- [Problem details] Count the lines that include the string "using", and give only that number.

- [Task inputs]
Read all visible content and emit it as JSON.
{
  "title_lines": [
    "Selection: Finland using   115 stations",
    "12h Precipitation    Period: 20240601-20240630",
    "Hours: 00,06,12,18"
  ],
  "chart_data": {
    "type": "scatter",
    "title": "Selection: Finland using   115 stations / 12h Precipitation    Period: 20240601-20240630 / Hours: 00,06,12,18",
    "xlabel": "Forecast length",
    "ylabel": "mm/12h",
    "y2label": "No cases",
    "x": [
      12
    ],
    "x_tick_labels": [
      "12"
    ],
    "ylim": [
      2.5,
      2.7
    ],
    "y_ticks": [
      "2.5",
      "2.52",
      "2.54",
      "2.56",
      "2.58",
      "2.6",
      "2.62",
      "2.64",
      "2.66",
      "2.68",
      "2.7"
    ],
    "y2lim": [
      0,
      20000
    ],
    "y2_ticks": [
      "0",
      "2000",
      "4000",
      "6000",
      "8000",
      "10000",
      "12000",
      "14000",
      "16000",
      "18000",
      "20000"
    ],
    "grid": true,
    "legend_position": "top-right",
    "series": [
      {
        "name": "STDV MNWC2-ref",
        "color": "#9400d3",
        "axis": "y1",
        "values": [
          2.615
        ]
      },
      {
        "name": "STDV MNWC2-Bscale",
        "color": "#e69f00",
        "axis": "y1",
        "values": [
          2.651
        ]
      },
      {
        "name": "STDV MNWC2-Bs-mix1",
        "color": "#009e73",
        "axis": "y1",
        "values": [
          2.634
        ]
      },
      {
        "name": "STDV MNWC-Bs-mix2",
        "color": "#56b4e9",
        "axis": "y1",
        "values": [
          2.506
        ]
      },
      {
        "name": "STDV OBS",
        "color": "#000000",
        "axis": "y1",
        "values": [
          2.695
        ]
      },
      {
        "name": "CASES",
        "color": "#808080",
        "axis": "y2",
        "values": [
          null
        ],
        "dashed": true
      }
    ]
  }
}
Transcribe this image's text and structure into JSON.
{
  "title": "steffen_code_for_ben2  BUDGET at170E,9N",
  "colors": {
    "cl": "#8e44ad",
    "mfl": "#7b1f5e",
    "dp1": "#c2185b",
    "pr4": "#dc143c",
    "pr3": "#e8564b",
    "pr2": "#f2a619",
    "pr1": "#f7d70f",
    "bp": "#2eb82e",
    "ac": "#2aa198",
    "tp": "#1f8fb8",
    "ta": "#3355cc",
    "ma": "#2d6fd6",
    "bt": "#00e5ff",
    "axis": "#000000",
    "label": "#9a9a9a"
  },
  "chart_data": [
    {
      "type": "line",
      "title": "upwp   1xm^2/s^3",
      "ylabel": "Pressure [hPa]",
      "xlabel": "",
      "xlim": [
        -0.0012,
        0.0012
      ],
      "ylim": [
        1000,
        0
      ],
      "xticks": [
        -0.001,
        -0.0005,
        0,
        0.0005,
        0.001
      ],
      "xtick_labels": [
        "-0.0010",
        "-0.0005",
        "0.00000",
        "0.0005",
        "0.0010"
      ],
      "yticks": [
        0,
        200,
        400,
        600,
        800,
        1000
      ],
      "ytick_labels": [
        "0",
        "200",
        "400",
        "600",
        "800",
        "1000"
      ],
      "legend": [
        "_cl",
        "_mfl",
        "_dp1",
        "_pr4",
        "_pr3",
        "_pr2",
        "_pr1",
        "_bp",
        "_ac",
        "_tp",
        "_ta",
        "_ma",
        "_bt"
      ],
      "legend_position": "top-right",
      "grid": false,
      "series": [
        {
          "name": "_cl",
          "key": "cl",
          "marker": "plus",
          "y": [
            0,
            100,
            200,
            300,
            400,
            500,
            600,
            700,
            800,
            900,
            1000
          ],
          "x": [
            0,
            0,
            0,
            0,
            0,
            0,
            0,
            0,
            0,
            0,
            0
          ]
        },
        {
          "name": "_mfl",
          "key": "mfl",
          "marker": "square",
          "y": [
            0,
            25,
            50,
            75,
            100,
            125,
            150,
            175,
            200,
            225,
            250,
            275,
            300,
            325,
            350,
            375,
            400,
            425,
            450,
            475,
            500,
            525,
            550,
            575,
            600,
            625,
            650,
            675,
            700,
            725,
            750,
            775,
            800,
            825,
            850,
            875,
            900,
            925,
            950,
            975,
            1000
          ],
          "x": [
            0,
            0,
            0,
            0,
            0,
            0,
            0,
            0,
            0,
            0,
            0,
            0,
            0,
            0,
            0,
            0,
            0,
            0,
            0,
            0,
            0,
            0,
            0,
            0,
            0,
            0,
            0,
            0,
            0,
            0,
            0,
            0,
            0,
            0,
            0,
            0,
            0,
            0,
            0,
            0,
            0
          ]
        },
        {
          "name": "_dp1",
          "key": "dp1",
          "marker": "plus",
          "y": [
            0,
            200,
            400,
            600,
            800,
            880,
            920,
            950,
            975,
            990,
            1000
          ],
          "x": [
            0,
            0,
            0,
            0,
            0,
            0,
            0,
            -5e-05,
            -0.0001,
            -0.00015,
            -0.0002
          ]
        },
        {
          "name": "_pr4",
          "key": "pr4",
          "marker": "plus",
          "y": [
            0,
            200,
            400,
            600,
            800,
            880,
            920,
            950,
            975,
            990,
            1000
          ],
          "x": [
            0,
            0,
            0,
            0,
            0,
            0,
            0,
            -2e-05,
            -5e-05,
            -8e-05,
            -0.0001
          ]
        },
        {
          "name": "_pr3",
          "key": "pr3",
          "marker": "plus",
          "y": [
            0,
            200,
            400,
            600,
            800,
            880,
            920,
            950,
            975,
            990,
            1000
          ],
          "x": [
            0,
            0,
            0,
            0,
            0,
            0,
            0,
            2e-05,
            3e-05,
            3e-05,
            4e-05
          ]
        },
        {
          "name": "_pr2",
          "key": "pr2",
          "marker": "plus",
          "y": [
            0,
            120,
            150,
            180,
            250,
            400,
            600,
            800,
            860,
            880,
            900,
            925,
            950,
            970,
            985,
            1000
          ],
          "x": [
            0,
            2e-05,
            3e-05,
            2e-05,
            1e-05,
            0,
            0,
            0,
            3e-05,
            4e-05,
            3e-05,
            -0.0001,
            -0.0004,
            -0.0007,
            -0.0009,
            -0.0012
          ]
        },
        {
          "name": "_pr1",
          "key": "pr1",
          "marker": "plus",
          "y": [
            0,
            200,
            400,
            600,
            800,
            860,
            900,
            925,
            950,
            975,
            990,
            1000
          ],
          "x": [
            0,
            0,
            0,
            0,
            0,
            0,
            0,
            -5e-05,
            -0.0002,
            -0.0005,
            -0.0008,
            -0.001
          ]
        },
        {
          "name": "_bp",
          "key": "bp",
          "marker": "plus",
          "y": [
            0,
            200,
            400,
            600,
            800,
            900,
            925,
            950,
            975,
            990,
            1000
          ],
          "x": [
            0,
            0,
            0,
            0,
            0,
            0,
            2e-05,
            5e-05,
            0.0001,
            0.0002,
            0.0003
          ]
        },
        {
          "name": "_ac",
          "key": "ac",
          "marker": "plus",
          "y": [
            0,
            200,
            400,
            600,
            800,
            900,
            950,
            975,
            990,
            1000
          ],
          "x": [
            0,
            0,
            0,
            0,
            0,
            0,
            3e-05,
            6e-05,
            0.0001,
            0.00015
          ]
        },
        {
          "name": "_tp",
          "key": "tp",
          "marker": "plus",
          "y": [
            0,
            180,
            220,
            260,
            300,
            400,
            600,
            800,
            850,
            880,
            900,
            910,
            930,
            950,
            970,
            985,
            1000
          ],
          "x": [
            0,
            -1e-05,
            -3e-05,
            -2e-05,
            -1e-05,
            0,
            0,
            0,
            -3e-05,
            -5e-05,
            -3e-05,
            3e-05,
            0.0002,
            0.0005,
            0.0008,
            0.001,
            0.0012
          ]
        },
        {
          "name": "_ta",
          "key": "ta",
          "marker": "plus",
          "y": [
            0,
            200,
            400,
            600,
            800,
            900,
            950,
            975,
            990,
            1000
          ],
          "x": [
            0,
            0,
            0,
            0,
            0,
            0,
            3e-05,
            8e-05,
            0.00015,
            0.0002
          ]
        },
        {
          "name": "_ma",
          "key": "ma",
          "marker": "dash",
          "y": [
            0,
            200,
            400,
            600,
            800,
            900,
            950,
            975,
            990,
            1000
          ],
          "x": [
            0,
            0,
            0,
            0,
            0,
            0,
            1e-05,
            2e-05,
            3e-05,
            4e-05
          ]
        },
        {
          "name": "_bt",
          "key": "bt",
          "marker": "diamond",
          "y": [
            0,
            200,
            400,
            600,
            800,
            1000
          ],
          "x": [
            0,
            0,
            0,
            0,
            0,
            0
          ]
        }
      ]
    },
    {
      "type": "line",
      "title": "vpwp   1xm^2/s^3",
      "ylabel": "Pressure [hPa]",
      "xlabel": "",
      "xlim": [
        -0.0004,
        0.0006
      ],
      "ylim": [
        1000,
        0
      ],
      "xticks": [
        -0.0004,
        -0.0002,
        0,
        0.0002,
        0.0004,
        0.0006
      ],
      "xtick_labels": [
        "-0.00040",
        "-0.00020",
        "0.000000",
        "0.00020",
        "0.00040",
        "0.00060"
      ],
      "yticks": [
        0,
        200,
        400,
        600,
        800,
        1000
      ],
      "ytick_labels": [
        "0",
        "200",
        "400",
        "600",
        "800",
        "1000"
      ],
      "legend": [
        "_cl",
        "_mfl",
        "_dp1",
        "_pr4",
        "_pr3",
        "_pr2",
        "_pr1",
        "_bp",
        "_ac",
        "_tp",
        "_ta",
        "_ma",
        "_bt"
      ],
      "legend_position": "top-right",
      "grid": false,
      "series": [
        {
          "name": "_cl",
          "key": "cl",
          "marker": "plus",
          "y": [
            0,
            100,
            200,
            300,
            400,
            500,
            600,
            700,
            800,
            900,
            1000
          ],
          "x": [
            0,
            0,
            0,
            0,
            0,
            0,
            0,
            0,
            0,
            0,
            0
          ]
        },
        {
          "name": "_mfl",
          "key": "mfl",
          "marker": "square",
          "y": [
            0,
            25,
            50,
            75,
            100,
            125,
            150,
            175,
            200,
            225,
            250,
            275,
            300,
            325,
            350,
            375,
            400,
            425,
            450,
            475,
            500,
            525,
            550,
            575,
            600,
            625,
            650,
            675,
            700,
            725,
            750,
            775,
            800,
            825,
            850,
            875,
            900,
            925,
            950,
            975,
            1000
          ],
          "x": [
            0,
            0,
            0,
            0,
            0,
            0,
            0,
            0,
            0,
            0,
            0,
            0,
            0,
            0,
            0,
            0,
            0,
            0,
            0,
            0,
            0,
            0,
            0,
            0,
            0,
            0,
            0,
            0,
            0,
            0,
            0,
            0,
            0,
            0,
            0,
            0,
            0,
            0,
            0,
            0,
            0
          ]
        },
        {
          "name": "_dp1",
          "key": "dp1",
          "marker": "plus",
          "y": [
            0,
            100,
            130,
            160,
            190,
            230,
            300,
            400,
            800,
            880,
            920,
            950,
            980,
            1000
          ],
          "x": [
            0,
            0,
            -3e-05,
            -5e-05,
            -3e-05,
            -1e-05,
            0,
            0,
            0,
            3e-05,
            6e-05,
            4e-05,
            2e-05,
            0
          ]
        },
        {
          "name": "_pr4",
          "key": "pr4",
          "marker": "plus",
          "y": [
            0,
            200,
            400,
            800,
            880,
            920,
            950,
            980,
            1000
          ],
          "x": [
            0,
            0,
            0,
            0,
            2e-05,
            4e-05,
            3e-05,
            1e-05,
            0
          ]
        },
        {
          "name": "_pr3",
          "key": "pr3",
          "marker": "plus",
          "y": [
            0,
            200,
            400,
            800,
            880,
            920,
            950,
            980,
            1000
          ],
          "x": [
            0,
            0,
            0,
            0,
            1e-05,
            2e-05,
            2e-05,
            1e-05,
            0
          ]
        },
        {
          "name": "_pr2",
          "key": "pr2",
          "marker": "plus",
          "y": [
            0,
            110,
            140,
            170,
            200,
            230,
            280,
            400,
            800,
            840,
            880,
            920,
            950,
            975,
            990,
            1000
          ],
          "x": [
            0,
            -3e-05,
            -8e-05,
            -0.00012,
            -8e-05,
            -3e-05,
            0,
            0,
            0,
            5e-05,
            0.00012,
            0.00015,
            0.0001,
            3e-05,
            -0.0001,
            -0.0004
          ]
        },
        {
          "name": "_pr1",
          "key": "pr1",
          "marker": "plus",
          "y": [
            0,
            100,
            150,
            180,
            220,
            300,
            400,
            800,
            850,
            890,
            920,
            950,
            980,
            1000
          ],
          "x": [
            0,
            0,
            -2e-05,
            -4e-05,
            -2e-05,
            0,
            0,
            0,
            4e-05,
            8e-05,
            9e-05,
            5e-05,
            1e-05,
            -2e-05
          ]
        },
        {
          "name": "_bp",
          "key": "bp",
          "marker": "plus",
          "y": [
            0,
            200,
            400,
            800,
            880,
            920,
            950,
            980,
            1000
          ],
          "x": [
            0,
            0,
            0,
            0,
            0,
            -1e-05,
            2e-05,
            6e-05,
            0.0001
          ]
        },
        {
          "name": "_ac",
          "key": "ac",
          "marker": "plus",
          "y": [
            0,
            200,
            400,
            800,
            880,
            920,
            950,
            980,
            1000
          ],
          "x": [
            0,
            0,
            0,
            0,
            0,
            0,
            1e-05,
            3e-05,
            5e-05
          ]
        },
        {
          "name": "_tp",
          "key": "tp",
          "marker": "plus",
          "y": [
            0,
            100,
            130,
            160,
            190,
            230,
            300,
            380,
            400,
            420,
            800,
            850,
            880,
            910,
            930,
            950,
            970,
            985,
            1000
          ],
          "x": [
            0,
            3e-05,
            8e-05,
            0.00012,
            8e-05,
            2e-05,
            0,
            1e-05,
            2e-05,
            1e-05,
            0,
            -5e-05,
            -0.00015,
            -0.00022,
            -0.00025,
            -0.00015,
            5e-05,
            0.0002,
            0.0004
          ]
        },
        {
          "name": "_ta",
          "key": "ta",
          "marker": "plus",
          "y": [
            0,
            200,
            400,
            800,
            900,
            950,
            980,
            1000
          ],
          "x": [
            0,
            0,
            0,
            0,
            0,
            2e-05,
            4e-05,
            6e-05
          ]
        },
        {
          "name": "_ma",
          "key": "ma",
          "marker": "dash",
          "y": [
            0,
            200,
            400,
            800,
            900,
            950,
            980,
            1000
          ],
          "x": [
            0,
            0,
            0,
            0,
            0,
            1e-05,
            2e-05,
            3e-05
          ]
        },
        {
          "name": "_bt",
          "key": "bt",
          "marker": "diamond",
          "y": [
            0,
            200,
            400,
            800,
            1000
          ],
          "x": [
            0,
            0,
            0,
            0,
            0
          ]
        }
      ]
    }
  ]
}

- [Result of this task] 2